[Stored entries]
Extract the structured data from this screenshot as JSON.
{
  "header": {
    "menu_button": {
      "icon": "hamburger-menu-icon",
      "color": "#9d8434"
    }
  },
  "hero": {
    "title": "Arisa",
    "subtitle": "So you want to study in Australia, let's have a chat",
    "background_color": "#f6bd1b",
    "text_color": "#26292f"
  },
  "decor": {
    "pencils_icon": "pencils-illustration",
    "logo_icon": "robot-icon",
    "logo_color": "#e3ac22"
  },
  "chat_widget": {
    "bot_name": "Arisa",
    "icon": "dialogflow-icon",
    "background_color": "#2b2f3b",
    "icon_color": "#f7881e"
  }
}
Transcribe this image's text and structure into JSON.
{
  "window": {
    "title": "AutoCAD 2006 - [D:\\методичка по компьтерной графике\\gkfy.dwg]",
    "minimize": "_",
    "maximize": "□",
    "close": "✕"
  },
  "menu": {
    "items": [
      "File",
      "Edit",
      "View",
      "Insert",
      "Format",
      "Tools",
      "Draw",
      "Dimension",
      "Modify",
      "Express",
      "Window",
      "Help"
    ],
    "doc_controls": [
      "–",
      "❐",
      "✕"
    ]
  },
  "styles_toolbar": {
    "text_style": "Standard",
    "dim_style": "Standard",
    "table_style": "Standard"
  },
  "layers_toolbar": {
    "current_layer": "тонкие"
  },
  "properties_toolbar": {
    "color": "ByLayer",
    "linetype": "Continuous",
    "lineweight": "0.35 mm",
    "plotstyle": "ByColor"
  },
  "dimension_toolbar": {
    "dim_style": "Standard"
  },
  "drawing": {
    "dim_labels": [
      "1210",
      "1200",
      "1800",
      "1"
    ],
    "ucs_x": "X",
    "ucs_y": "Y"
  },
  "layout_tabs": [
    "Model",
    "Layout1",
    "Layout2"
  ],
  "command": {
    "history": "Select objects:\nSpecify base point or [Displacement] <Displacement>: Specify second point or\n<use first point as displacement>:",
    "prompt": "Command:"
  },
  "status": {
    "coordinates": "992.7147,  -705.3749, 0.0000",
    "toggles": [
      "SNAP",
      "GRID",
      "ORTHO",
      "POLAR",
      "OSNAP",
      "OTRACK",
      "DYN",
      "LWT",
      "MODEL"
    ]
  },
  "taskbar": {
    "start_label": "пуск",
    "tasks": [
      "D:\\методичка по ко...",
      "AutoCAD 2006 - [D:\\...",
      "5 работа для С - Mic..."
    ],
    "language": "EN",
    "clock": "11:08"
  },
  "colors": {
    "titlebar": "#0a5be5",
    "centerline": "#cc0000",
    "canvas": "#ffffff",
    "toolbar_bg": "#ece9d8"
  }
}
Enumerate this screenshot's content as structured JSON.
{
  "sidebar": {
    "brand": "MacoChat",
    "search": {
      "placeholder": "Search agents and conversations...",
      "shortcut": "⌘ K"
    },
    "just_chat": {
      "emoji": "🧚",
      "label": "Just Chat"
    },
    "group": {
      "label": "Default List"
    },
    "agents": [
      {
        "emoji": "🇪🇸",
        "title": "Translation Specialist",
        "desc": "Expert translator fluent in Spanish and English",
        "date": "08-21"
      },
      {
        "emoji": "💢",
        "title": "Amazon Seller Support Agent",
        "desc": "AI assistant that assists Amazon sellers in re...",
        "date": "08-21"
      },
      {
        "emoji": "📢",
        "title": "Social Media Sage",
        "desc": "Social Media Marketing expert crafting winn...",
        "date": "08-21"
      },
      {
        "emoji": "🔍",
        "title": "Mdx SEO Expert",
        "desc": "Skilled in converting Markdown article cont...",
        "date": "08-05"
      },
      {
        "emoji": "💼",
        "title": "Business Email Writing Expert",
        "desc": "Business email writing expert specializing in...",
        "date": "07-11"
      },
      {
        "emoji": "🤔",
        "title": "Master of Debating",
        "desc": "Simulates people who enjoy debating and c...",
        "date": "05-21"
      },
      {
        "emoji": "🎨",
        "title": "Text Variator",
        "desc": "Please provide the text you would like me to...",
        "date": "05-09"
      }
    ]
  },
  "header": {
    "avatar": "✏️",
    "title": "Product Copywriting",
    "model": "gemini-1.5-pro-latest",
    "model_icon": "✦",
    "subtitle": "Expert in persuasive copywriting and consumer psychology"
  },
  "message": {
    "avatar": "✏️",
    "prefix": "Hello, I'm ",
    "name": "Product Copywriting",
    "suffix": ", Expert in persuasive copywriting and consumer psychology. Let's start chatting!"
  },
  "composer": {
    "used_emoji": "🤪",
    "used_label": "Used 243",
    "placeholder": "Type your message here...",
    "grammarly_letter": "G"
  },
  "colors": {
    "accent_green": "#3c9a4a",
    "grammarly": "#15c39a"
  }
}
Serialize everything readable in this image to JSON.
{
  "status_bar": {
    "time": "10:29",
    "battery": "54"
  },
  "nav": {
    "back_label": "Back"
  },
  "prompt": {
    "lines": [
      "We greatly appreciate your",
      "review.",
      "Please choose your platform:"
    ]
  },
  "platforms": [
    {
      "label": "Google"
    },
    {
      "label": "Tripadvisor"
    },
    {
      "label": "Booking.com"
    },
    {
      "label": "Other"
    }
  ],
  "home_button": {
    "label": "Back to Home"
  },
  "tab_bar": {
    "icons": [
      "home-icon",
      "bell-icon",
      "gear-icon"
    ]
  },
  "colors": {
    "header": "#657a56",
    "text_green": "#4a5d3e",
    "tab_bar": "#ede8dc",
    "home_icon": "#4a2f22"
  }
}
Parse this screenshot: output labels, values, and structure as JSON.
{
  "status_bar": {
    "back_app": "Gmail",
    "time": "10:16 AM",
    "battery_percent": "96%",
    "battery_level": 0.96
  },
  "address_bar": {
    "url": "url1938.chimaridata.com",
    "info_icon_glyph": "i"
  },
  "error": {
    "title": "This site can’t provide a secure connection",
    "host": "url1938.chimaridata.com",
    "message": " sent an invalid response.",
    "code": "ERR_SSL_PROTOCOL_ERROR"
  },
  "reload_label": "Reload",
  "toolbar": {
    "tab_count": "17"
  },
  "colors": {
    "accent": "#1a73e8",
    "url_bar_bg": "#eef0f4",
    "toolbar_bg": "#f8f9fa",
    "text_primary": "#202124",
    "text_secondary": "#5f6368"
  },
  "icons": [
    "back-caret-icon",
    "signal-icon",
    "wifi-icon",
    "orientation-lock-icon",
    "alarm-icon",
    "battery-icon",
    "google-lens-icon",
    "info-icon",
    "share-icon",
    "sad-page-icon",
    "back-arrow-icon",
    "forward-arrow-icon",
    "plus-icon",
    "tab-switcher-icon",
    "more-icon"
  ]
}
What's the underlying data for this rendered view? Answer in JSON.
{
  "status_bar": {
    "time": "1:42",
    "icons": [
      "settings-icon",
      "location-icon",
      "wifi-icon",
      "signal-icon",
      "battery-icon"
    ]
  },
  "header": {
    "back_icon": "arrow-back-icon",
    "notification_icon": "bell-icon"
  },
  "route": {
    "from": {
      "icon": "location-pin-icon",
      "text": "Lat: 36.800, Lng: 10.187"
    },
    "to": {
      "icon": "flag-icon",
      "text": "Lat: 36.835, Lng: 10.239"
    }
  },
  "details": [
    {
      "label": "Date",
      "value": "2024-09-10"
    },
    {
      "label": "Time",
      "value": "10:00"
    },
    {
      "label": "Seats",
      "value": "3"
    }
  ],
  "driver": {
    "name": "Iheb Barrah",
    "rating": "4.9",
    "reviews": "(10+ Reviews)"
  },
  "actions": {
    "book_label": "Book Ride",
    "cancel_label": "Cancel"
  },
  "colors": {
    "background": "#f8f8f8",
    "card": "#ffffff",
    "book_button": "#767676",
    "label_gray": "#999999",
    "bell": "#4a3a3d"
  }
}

-- EXERCISE PROMPT --
Each line above that holds the string "consumer" should be copied and shown.

-- RESPONSE --
    "subtitle": "Expert in persuasive copywriting and consumer psychology"
    "suffix": ", Expert in persuasive copywriting and consumer psychology. Let's start chatting!"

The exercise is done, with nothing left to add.